**** DATASET RECORDS

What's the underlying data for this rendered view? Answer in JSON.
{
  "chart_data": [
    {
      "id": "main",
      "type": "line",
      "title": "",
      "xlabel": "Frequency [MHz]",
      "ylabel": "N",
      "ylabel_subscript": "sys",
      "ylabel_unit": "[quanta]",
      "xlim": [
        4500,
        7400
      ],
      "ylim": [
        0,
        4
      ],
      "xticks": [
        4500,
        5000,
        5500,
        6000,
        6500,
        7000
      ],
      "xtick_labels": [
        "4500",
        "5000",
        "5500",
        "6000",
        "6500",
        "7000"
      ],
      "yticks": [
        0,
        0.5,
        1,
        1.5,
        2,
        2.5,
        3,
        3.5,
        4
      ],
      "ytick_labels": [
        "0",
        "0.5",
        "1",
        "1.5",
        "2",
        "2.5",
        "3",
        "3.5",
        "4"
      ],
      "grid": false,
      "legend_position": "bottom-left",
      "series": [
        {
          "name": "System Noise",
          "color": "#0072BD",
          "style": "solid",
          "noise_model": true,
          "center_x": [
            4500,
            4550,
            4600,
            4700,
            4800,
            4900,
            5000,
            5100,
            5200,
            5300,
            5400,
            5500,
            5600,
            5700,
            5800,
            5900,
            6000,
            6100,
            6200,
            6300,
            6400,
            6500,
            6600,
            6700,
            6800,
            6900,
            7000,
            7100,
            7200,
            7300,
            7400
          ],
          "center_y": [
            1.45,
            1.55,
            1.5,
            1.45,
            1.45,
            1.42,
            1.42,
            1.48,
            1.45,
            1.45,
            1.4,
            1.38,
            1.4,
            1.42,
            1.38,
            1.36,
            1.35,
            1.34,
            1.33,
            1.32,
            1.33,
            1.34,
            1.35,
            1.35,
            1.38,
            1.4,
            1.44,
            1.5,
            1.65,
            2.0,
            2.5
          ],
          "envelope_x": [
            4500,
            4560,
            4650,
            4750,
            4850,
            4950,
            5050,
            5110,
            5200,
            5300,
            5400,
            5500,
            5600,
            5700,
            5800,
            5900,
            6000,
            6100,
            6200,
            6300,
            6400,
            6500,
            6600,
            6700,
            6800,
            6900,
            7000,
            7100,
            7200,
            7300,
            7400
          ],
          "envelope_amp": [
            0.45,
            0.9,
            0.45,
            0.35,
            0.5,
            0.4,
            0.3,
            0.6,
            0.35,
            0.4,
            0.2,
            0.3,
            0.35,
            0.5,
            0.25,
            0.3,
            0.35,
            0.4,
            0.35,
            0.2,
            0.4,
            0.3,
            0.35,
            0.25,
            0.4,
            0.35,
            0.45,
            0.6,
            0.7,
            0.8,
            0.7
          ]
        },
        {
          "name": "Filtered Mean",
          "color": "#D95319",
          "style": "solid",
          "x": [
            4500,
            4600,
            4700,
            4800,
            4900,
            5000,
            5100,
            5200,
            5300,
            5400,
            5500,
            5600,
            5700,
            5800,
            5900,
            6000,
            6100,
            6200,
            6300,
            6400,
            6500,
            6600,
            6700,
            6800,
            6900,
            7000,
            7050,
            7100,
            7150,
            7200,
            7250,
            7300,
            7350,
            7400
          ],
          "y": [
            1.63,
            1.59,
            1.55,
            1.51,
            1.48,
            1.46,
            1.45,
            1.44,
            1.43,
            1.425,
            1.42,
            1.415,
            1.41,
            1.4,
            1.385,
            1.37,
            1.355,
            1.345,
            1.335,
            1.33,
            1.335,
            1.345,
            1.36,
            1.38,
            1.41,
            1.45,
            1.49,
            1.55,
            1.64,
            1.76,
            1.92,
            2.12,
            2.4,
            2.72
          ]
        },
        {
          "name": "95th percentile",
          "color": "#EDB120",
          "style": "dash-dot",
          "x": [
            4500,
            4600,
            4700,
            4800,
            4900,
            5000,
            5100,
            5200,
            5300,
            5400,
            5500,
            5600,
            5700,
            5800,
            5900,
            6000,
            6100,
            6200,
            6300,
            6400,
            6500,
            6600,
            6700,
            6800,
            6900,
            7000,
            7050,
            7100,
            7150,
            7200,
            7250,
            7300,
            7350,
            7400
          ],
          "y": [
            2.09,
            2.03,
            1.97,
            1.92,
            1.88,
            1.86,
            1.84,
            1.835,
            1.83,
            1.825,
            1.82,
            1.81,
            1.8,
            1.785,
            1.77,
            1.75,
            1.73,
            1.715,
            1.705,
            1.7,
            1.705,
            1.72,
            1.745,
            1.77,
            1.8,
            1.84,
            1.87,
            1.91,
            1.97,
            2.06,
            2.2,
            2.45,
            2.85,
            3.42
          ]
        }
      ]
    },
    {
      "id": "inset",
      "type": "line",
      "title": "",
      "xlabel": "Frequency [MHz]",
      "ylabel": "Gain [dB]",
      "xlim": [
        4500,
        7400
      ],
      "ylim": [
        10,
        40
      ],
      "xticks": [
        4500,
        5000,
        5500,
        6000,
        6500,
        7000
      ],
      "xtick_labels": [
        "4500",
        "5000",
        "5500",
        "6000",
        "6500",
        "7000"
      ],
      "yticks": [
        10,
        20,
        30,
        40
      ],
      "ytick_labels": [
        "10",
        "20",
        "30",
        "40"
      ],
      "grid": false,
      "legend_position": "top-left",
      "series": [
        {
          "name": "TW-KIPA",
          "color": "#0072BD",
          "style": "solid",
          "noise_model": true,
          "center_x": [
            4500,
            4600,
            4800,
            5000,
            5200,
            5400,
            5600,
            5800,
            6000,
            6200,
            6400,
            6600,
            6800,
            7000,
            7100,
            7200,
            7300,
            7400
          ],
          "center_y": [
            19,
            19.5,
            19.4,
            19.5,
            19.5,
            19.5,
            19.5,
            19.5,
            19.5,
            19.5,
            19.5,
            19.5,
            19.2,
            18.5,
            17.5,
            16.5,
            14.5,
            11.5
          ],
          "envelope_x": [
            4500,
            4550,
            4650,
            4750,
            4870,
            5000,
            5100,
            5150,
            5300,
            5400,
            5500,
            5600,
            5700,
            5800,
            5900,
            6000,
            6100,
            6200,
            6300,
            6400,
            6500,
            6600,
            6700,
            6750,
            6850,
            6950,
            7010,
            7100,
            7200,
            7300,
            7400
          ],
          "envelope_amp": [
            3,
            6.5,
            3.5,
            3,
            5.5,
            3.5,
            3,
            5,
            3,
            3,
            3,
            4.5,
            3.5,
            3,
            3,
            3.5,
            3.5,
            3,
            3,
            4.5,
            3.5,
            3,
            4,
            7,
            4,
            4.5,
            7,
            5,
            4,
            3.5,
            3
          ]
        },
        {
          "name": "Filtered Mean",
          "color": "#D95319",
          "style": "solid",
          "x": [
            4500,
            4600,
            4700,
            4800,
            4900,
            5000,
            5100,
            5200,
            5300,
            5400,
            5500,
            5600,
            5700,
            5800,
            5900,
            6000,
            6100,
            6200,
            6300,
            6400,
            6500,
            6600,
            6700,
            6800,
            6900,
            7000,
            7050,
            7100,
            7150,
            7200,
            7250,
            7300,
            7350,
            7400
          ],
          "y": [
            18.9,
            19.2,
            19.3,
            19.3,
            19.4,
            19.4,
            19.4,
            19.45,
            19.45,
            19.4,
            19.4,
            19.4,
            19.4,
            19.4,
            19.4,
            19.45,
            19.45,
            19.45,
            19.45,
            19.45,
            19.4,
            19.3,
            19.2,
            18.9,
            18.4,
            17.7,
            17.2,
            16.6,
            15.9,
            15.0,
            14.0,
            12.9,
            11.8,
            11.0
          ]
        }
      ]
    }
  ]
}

********

- THE REQUEST:
From the material above, count the lines that include "left" and give only the total.

- OUTPUT OF THE TASK:
2